**What you should do:**
Copy out every record below exactly as written, but leave out any pictures.
** START Recorded information **
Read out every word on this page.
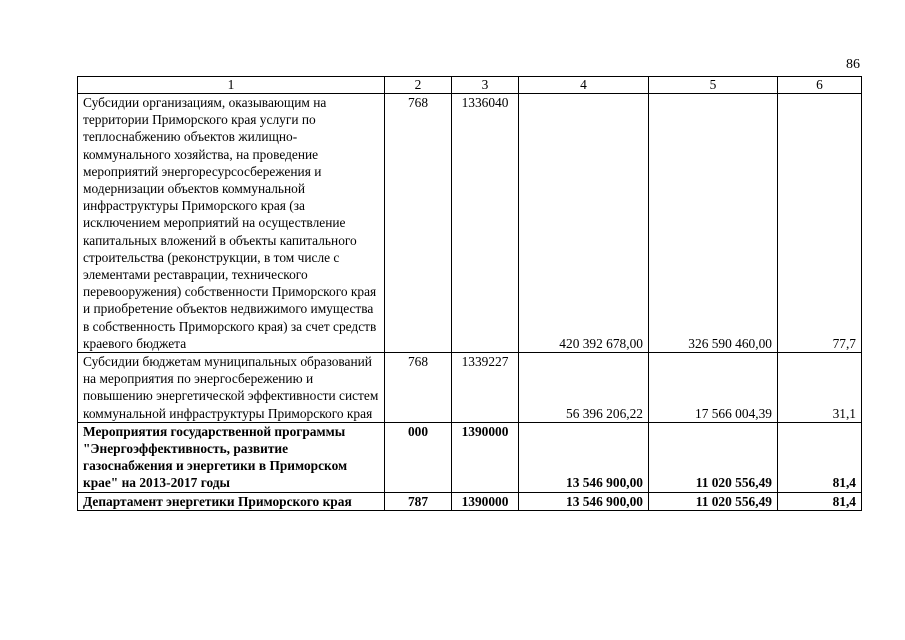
86
1	2	3	4	5	6
Субсидии организациям, оказывающим на территории Приморского края услуги по теплоснабжению объектов жилищно-коммунального хозяйства, на проведение мероприятий энергоресурсосбережения и модернизации объектов коммунальной инфраструктуры Приморского края (за исключением мероприятий на осуществление капитальных вложений в объекты капитального строительства (реконструкции, в том числе с элементами реставрации, технического перевооружения) собственности Приморского края и приобретение объектов недвижимого имущества в собственность Приморского края) за счет средств краевого бюджета	768	1336040	420 392 678,00	326 590 460,00	77,7
Субсидии бюджетам муниципальных образований на мероприятия по энергосбережению и повышению энергетической эффективности систем коммунальной инфраструктуры Приморского края	768	1339227	56 396 206,22	17 566 004,39	31,1
Мероприятия государственной программы "Энергоэффективность, развитие газоснабжения и энергетики в Приморском крае" на 2013-2017 годы	000	1390000	13 546 900,00	11 020 556,49	81,4
Департамент энергетики Приморского края	787	1390000	13 546 900,00	11 020 556,49	81,4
** END Recorded information **
**Task answer:**
Read out every word on this page.
86
1	2	3	4	5	6
Субсидии организациям, оказывающим на территории Приморского края услуги по теплоснабжению объектов жилищно-коммунального хозяйства, на проведение мероприятий энергоресурсосбережения и модернизации объектов коммунальной инфраструктуры Приморского края (за исключением мероприятий на осуществление капитальных вложений в объекты капитального строительства (реконструкции, в том числе с элементами реставрации, технического перевооружения) собственности Приморского края и приобретение объектов недвижимого имущества в собственность Приморского края) за счет средств краевого бюджета	768	1336040	420 392 678,00	326 590 460,00	77,7
Субсидии бюджетам муниципальных образований на мероприятия по энергосбережению и повышению энергетической эффективности систем коммунальной инфраструктуры Приморского края	768	1339227	56 396 206,22	17 566 004,39	31,1
Мероприятия государственной программы "Энергоэффективность, развитие газоснабжения и энергетики в Приморском крае" на 2013-2017 годы	000	1390000	13 546 900,00	11 020 556,49	81,4
Департамент энергетики Приморского края	787	1390000	13 546 900,00	11 020 556,49	81,4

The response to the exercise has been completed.